## start

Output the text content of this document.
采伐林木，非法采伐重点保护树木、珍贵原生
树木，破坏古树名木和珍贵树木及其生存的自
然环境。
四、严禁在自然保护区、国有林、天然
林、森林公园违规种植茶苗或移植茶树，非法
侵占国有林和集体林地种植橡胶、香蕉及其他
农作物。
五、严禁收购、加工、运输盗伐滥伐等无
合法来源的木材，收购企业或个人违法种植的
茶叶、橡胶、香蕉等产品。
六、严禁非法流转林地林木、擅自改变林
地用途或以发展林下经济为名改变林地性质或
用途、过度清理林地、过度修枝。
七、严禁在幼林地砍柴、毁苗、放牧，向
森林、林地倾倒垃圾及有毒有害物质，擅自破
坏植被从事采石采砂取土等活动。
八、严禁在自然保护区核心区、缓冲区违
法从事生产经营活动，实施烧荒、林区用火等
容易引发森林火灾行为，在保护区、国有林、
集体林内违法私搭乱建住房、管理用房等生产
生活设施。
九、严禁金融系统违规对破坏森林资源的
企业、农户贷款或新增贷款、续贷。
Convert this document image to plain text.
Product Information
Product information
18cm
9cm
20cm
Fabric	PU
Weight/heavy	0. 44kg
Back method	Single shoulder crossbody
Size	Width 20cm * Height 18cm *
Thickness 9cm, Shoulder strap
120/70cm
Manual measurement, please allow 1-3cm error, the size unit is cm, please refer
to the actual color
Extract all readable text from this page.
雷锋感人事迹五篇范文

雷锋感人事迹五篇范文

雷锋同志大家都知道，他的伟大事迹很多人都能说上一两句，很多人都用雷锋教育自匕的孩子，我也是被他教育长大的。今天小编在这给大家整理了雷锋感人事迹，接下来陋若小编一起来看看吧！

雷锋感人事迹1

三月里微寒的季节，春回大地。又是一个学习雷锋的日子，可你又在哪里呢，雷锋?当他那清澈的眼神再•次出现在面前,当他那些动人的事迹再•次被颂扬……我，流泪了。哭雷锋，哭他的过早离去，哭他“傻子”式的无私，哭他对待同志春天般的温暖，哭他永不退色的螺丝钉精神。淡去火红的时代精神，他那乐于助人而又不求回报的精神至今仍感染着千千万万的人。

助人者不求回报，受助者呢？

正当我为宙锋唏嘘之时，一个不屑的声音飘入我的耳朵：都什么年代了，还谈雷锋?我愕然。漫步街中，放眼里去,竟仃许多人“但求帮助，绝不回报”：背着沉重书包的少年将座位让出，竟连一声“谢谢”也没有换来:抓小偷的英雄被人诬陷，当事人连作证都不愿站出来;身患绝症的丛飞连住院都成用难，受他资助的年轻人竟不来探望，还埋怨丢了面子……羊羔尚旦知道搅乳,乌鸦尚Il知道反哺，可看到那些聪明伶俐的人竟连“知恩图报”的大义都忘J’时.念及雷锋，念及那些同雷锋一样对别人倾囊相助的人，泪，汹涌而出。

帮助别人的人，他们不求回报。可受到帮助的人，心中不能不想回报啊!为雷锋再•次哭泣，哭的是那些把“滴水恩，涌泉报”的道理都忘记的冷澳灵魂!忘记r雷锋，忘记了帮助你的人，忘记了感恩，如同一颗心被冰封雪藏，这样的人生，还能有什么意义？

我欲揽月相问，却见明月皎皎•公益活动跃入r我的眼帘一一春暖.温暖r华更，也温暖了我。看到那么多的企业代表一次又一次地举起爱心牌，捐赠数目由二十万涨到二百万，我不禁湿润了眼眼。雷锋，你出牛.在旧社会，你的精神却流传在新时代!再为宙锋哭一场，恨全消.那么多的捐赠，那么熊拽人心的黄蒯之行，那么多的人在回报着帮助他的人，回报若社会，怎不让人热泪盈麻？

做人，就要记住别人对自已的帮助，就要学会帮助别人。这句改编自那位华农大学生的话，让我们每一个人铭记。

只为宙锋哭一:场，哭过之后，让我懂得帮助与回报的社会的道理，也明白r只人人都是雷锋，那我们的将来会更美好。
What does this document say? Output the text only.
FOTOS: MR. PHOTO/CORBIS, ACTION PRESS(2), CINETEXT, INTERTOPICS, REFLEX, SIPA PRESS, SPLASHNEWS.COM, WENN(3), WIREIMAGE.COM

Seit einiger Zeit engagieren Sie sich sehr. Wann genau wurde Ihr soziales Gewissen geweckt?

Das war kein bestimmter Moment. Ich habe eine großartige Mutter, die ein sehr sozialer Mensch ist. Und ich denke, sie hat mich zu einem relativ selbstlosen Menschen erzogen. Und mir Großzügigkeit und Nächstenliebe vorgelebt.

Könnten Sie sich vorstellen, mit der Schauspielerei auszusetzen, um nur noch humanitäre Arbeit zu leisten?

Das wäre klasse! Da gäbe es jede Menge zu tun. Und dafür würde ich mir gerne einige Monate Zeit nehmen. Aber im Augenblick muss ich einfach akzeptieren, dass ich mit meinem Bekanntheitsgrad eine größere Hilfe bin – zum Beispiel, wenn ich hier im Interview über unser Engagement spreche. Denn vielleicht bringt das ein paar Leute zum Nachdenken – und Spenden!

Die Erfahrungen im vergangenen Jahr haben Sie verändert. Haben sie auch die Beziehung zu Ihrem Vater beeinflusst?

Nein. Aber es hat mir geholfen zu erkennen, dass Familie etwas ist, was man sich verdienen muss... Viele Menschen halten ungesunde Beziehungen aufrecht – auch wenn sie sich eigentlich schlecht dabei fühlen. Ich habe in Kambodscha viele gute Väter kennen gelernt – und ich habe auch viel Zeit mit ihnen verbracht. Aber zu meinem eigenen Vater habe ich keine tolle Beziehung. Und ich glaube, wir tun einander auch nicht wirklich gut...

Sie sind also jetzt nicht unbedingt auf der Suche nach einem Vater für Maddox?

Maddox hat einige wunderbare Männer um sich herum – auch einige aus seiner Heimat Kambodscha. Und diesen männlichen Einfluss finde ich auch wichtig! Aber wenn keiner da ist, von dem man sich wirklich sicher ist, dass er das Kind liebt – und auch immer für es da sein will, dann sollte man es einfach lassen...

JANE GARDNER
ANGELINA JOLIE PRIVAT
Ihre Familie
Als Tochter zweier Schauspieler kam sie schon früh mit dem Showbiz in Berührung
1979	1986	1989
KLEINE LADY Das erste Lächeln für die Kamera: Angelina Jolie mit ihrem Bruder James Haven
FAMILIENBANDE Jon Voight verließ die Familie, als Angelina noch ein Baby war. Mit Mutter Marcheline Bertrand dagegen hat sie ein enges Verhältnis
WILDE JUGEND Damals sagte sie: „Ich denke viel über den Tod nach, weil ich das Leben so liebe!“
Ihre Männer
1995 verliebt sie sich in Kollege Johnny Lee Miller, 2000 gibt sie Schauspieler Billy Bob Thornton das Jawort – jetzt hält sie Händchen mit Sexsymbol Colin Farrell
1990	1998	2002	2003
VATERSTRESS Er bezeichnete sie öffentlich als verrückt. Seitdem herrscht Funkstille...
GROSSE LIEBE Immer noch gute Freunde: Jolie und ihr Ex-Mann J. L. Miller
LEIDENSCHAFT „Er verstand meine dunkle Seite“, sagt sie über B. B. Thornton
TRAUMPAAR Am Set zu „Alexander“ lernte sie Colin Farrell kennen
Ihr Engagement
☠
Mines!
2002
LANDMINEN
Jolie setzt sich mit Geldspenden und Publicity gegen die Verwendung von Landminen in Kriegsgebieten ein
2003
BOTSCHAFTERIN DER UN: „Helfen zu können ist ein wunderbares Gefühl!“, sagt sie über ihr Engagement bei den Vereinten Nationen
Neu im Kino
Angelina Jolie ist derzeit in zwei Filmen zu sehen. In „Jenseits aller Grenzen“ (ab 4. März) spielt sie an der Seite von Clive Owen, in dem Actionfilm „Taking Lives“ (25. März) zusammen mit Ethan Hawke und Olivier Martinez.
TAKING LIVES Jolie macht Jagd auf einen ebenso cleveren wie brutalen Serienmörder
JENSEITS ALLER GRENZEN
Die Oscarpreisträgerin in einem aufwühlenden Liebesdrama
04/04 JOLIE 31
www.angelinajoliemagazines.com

## end

__WHAT IS EXPECTED__:
Copy out every line from the material above in which the word "Thornton" appears.

__SOLUTION BELOW__:
1995 verliebt sie sich in Kollege Johnny Lee Miller, 2000 gibt sie Schauspieler Billy Bob Thornton das Jawort – jetzt hält sie Händchen mit Sexsymbol Colin Farrell
LEIDENSCHAFT „Er verstand meine dunkle Seite“, sagt sie über B. B. Thornton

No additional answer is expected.